# Materials provided

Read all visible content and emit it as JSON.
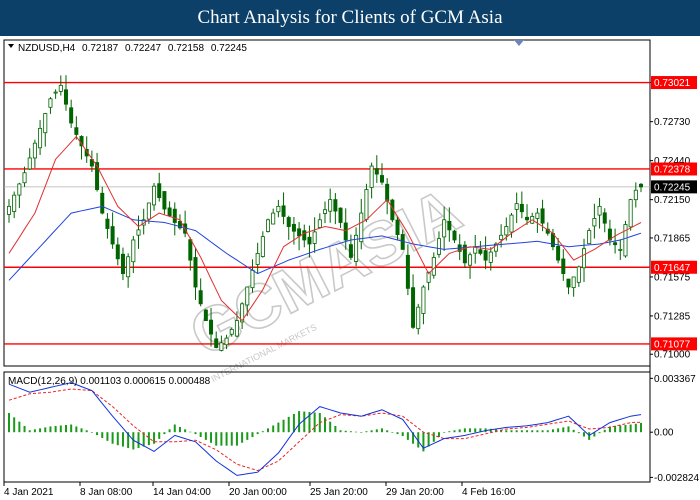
{
  "banner": {
    "title": "Chart Analysis for Clients of GCM Asia"
  },
  "watermark": {
    "text": "GCMASIA",
    "tagline": "INTERNATIONAL MARKETS"
  },
  "colors": {
    "banner_bg": "#0d4068",
    "resistance": "#ff0000",
    "badge": "#ff0000",
    "current_badge": "#000000",
    "candle": "#006400",
    "ma_fast": "#e03030",
    "ma_slow": "#2244dd",
    "macd_hist": "#1a9a1a",
    "macd_signal": "#ee2222",
    "macd_line": "#1133dd"
  },
  "chart_data": [
    {
      "type": "candlestick",
      "title": "",
      "header": {
        "symbol": "NZDUSD,H4",
        "open": "0.72187",
        "high": "0.72247",
        "low": "0.72158",
        "close": "0.72245"
      },
      "ylim": [
        0.7092,
        0.7333
      ],
      "yticks": [
        "0.73021",
        "0.72730",
        "0.72440",
        "0.72150",
        "0.71865",
        "0.71575",
        "0.71285",
        "0.71000"
      ],
      "xticks": [
        "4 Jan 2021",
        "8 Jan 08:00",
        "14 Jan 04:00",
        "20 Jan 00:00",
        "25 Jan 20:00",
        "29 Jan 20:00",
        "4 Feb 16:00"
      ],
      "horizontal_lines": [
        {
          "value": 0.73021,
          "label": "0.73021"
        },
        {
          "value": 0.72378,
          "label": "0.72378"
        },
        {
          "value": 0.71647,
          "label": "0.71647"
        },
        {
          "value": 0.71077,
          "label": "0.71077"
        }
      ],
      "current_price": {
        "value": 0.72245,
        "label": "0.72245"
      },
      "close_path": [
        [
          0,
          0.721
        ],
        [
          3,
          0.7235
        ],
        [
          6,
          0.7268
        ],
        [
          8,
          0.729
        ],
        [
          10,
          0.73
        ],
        [
          12,
          0.7272
        ],
        [
          14,
          0.7255
        ],
        [
          16,
          0.724
        ],
        [
          18,
          0.7205
        ],
        [
          20,
          0.7182
        ],
        [
          22,
          0.716
        ],
        [
          24,
          0.7185
        ],
        [
          26,
          0.72
        ],
        [
          28,
          0.7225
        ],
        [
          30,
          0.7208
        ],
        [
          32,
          0.7198
        ],
        [
          34,
          0.719
        ],
        [
          36,
          0.715
        ],
        [
          38,
          0.7125
        ],
        [
          40,
          0.7105
        ],
        [
          42,
          0.7112
        ],
        [
          44,
          0.7125
        ],
        [
          46,
          0.715
        ],
        [
          48,
          0.7175
        ],
        [
          50,
          0.72
        ],
        [
          52,
          0.721
        ],
        [
          54,
          0.7195
        ],
        [
          56,
          0.7188
        ],
        [
          58,
          0.7182
        ],
        [
          60,
          0.72
        ],
        [
          62,
          0.7215
        ],
        [
          64,
          0.7198
        ],
        [
          66,
          0.7172
        ],
        [
          68,
          0.7205
        ],
        [
          70,
          0.724
        ],
        [
          72,
          0.7228
        ],
        [
          74,
          0.72
        ],
        [
          76,
          0.7178
        ],
        [
          78,
          0.712
        ],
        [
          80,
          0.715
        ],
        [
          82,
          0.7172
        ],
        [
          84,
          0.72
        ],
        [
          86,
          0.7185
        ],
        [
          88,
          0.7168
        ],
        [
          90,
          0.718
        ],
        [
          92,
          0.717
        ],
        [
          94,
          0.7182
        ],
        [
          96,
          0.7195
        ],
        [
          98,
          0.7212
        ],
        [
          100,
          0.72
        ],
        [
          102,
          0.7205
        ],
        [
          104,
          0.719
        ],
        [
          106,
          0.717
        ],
        [
          108,
          0.715
        ],
        [
          110,
          0.7165
        ],
        [
          112,
          0.7192
        ],
        [
          114,
          0.721
        ],
        [
          116,
          0.7185
        ],
        [
          118,
          0.7178
        ],
        [
          120,
          0.7215
        ],
        [
          121,
          0.7222
        ],
        [
          122,
          0.72245
        ]
      ],
      "ma_fast": [
        [
          0,
          0.7175
        ],
        [
          5,
          0.7205
        ],
        [
          9,
          0.7245
        ],
        [
          13,
          0.7262
        ],
        [
          17,
          0.724
        ],
        [
          21,
          0.721
        ],
        [
          25,
          0.7195
        ],
        [
          29,
          0.7205
        ],
        [
          33,
          0.72
        ],
        [
          37,
          0.7172
        ],
        [
          41,
          0.714
        ],
        [
          45,
          0.7125
        ],
        [
          49,
          0.7148
        ],
        [
          53,
          0.718
        ],
        [
          57,
          0.719
        ],
        [
          61,
          0.7195
        ],
        [
          65,
          0.7192
        ],
        [
          69,
          0.72
        ],
        [
          73,
          0.7215
        ],
        [
          77,
          0.719
        ],
        [
          81,
          0.716
        ],
        [
          85,
          0.7175
        ],
        [
          89,
          0.718
        ],
        [
          93,
          0.7178
        ],
        [
          97,
          0.719
        ],
        [
          101,
          0.72
        ],
        [
          105,
          0.719
        ],
        [
          109,
          0.717
        ],
        [
          113,
          0.7178
        ],
        [
          117,
          0.7188
        ],
        [
          122,
          0.7198
        ]
      ],
      "ma_slow": [
        [
          0,
          0.7155
        ],
        [
          6,
          0.718
        ],
        [
          12,
          0.7205
        ],
        [
          18,
          0.721
        ],
        [
          24,
          0.72
        ],
        [
          30,
          0.7198
        ],
        [
          36,
          0.7192
        ],
        [
          42,
          0.7175
        ],
        [
          48,
          0.716
        ],
        [
          54,
          0.717
        ],
        [
          60,
          0.7178
        ],
        [
          66,
          0.7185
        ],
        [
          72,
          0.7188
        ],
        [
          78,
          0.7182
        ],
        [
          84,
          0.7178
        ],
        [
          90,
          0.718
        ],
        [
          96,
          0.7182
        ],
        [
          102,
          0.7184
        ],
        [
          108,
          0.718
        ],
        [
          114,
          0.7182
        ],
        [
          118,
          0.7185
        ],
        [
          122,
          0.719
        ]
      ]
    },
    {
      "type": "macd",
      "title": "",
      "header": "MACD(12,26,9) 0.001103 0.000615 0.000488",
      "ylim": [
        -0.00305,
        0.0037
      ],
      "yticks": [
        "0.003367",
        "0.00",
        "-0.002824"
      ],
      "macd_line": [
        [
          0,
          0.003
        ],
        [
          4,
          0.0025
        ],
        [
          8,
          0.0028
        ],
        [
          12,
          0.0031
        ],
        [
          16,
          0.0026
        ],
        [
          20,
          0.001
        ],
        [
          24,
          -0.0005
        ],
        [
          28,
          -0.0012
        ],
        [
          32,
          -0.0002
        ],
        [
          36,
          -0.0006
        ],
        [
          40,
          -0.0018
        ],
        [
          44,
          -0.0027
        ],
        [
          48,
          -0.0025
        ],
        [
          52,
          -0.0013
        ],
        [
          56,
          0.0005
        ],
        [
          60,
          0.0016
        ],
        [
          64,
          0.0012
        ],
        [
          68,
          0.001
        ],
        [
          72,
          0.0014
        ],
        [
          76,
          0.0008
        ],
        [
          80,
          -0.001
        ],
        [
          84,
          -0.0004
        ],
        [
          88,
          -0.0002
        ],
        [
          92,
          0.0001
        ],
        [
          96,
          0.0003
        ],
        [
          100,
          0.0004
        ],
        [
          104,
          0.0006
        ],
        [
          108,
          0.001
        ],
        [
          112,
          -0.0002
        ],
        [
          116,
          0.0006
        ],
        [
          120,
          0.001
        ],
        [
          122,
          0.0011
        ]
      ],
      "signal_line": [
        [
          0,
          0.002
        ],
        [
          4,
          0.0024
        ],
        [
          8,
          0.0025
        ],
        [
          12,
          0.0027
        ],
        [
          16,
          0.0026
        ],
        [
          20,
          0.0016
        ],
        [
          24,
          0.0004
        ],
        [
          28,
          -0.0006
        ],
        [
          32,
          -0.0006
        ],
        [
          36,
          -0.0005
        ],
        [
          40,
          -0.0011
        ],
        [
          44,
          -0.002
        ],
        [
          48,
          -0.0024
        ],
        [
          52,
          -0.0018
        ],
        [
          56,
          -0.0006
        ],
        [
          60,
          0.0006
        ],
        [
          64,
          0.0011
        ],
        [
          68,
          0.001
        ],
        [
          72,
          0.0012
        ],
        [
          76,
          0.001
        ],
        [
          80,
          0.0
        ],
        [
          84,
          -0.0004
        ],
        [
          88,
          -0.0004
        ],
        [
          92,
          -0.0001
        ],
        [
          96,
          0.0002
        ],
        [
          100,
          0.0003
        ],
        [
          104,
          0.0005
        ],
        [
          108,
          0.0007
        ],
        [
          112,
          0.0002
        ],
        [
          116,
          0.0003
        ],
        [
          120,
          0.0006
        ],
        [
          122,
          0.00062
        ]
      ]
    }
  ]
}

# Exercise directions
What is the number of lines in the records that contain the word "value"? Answer with the number and nothing else.

# Response below
5